◆ WORK TO DO ◆
Write out all of the data exactly as it appears.

⟨

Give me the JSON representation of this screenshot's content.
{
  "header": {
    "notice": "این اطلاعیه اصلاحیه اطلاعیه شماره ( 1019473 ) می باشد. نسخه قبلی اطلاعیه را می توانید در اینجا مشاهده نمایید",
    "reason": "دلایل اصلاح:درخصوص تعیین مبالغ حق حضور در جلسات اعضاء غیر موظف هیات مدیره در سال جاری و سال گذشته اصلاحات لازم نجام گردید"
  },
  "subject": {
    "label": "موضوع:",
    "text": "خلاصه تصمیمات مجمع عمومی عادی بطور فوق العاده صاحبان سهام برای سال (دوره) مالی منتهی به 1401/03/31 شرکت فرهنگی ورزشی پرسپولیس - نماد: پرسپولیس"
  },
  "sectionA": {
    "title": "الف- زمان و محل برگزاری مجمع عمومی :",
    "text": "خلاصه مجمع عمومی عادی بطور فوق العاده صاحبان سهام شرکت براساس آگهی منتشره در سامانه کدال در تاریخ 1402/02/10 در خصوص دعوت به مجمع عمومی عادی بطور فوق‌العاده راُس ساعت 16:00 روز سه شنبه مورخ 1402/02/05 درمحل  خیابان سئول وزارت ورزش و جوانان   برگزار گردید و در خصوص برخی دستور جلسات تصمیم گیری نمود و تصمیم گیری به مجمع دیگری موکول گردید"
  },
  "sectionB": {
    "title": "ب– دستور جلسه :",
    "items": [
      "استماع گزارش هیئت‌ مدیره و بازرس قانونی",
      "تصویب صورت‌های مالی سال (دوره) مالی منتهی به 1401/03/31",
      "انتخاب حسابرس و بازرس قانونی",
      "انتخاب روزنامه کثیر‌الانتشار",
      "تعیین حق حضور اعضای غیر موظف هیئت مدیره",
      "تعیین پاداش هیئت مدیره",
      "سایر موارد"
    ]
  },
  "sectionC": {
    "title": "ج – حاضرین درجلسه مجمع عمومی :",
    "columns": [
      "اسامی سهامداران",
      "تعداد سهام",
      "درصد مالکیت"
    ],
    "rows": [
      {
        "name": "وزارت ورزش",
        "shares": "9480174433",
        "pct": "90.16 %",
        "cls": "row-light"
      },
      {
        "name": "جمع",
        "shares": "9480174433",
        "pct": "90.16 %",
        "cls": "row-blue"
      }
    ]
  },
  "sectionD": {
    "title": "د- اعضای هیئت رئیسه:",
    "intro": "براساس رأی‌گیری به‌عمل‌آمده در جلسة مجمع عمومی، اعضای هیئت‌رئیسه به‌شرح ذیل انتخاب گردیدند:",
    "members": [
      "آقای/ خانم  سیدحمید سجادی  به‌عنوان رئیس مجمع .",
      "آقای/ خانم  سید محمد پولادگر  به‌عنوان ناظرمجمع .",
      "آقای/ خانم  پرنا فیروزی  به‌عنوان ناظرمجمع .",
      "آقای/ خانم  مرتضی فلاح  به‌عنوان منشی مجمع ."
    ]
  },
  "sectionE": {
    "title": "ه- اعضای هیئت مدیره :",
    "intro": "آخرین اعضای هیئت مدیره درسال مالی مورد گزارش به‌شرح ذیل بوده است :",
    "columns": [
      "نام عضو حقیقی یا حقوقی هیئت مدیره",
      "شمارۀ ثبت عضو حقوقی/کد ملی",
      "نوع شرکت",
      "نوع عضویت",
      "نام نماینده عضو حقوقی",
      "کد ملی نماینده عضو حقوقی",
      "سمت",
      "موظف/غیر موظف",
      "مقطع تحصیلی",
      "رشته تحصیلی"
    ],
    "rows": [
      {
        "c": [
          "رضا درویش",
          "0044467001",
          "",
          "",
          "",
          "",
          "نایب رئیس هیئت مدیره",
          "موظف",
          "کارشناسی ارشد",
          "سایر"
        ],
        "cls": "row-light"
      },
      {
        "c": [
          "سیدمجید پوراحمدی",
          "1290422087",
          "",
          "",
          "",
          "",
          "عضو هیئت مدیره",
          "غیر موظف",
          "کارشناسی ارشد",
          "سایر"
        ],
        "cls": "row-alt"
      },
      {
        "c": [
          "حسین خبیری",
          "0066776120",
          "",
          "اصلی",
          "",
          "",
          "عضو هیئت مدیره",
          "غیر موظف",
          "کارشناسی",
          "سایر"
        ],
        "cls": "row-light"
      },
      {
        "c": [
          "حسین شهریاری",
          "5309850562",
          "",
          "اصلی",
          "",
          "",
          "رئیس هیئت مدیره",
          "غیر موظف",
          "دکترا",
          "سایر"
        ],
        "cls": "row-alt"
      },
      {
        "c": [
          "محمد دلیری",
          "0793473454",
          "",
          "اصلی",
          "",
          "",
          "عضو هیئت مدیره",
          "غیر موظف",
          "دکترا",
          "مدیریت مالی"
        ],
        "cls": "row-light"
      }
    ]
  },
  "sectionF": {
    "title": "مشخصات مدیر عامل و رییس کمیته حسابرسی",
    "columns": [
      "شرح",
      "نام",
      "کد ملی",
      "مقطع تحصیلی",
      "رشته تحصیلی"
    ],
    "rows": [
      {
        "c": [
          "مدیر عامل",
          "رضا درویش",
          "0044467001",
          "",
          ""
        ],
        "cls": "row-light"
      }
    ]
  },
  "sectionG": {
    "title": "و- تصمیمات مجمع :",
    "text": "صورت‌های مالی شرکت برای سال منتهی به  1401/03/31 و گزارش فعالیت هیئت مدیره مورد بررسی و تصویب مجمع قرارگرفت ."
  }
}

⟩

◆ RESULT BELOW ◆
Give me the JSON representation of this screenshot's content.
{
  "header": {
    "notice": "این اطلاعیه اصلاحیه اطلاعیه شماره ( 1019473 ) می باشد. نسخه قبلی اطلاعیه را می توانید در اینجا مشاهده نمایید",
    "reason": "دلایل اصلاح:درخصوص تعیین مبالغ حق حضور در جلسات اعضاء غیر موظف هیات مدیره در سال جاری و سال گذشته اصلاحات لازم نجام گردید"
  },
  "subject": {
    "label": "موضوع:",
    "text": "خلاصه تصمیمات مجمع عمومی عادی بطور فوق العاده صاحبان سهام برای سال (دوره) مالی منتهی به 1401/03/31 شرکت فرهنگی ورزشی پرسپولیس - نماد: پرسپولیس"
  },
  "sectionA": {
    "title": "الف- زمان و محل برگزاری مجمع عمومی :",
    "text": "خلاصه مجمع عمومی عادی بطور فوق العاده صاحبان سهام شرکت براساس آگهی منتشره در سامانه کدال در تاریخ 1402/02/10 در خصوص دعوت به مجمع عمومی عادی بطور فوق‌العاده راُس ساعت 16:00 روز سه شنبه مورخ 1402/02/05 درمحل  خیابان سئول وزارت ورزش و جوانان   برگزار گردید و در خصوص برخی دستور جلسات تصمیم گیری نمود و تصمیم گیری به مجمع دیگری موکول گردید"
  },
  "sectionB": {
    "title": "ب– دستور جلسه :",
    "items": [
      "استماع گزارش هیئت‌ مدیره و بازرس قانونی",
      "تصویب صورت‌های مالی سال (دوره) مالی منتهی به 1401/03/31",
      "انتخاب حسابرس و بازرس قانونی",
      "انتخاب روزنامه کثیر‌الانتشار",
      "تعیین حق حضور اعضای غیر موظف هیئت مدیره",
      "تعیین پاداش هیئت مدیره",
      "سایر موارد"
    ]
  },
  "sectionC": {
    "title": "ج – حاضرین درجلسه مجمع عمومی :",
    "columns": [
      "اسامی سهامداران",
      "تعداد سهام",
      "درصد مالکیت"
    ],
    "rows": [
      {
        "name": "وزارت ورزش",
        "shares": "9480174433",
        "pct": "90.16 %",
        "cls": "row-light"
      },
      {
        "name": "جمع",
        "shares": "9480174433",
        "pct": "90.16 %",
        "cls": "row-blue"
      }
    ]
  },
  "sectionD": {
    "title": "د- اعضای هیئت رئیسه:",
    "intro": "براساس رأی‌گیری به‌عمل‌آمده در جلسة مجمع عمومی، اعضای هیئت‌رئیسه به‌شرح ذیل انتخاب گردیدند:",
    "members": [
      "آقای/ خانم  سیدحمید سجادی  به‌عنوان رئیس مجمع .",
      "آقای/ خانم  سید محمد پولادگر  به‌عنوان ناظرمجمع .",
      "آقای/ خانم  پرنا فیروزی  به‌عنوان ناظرمجمع .",
      "آقای/ خانم  مرتضی فلاح  به‌عنوان منشی مجمع ."
    ]
  },
  "sectionE": {
    "title": "ه- اعضای هیئت مدیره :",
    "intro": "آخرین اعضای هیئت مدیره درسال مالی مورد گزارش به‌شرح ذیل بوده است :",
    "columns": [
      "نام عضو حقیقی یا حقوقی هیئت مدیره",
      "شمارۀ ثبت عضو حقوقی/کد ملی",
      "نوع شرکت",
      "نوع عضویت",
      "نام نماینده عضو حقوقی",
      "کد ملی نماینده عضو حقوقی",
      "سمت",
      "موظف/غیر موظف",
      "مقطع تحصیلی",
      "رشته تحصیلی"
    ],
    "rows": [
      {
        "c": [
          "رضا درویش",
          "0044467001",
          "",
          "",
          "",
          "",
          "نایب رئیس هیئت مدیره",
          "موظف",
          "کارشناسی ارشد",
          "سایر"
        ],
        "cls": "row-light"
      },
      {
        "c": [
          "سیدمجید پوراحمدی",
          "1290422087",
          "",
          "",
          "",
          "",
          "عضو هیئت مدیره",
          "غیر موظف",
          "کارشناسی ارشد",
          "سایر"
        ],
        "cls": "row-alt"
      },
      {
        "c": [
          "حسین خبیری",
          "0066776120",
          "",
          "اصلی",
          "",
          "",
          "عضو هیئت مدیره",
          "غیر موظف",
          "کارشناسی",
          "سایر"
        ],
        "cls": "row-light"
      },
      {
        "c": [
          "حسین شهریاری",
          "5309850562",
          "",
          "اصلی",
          "",
          "",
          "رئیس هیئت مدیره",
          "غیر موظف",
          "دکترا",
          "سایر"
        ],
        "cls": "row-alt"
      },
      {
        "c": [
          "محمد دلیری",
          "0793473454",
          "",
          "اصلی",
          "",
          "",
          "عضو هیئت مدیره",
          "غیر موظف",
          "دکترا",
          "مدیریت مالی"
        ],
        "cls": "row-light"
      }
    ]
  },
  "sectionF": {
    "title": "مشخصات مدیر عامل و رییس کمیته حسابرسی",
    "columns": [
      "شرح",
      "نام",
      "کد ملی",
      "مقطع تحصیلی",
      "رشته تحصیلی"
    ],
    "rows": [
      {
        "c": [
          "مدیر عامل",
          "رضا درویش",
          "0044467001",
          "",
          ""
        ],
        "cls": "row-light"
      }
    ]
  },
  "sectionG": {
    "title": "و- تصمیمات مجمع :",
    "text": "صورت‌های مالی شرکت برای سال منتهی به  1401/03/31 و گزارش فعالیت هیئت مدیره مورد بررسی و تصویب مجمع قرارگرفت ."
  }
}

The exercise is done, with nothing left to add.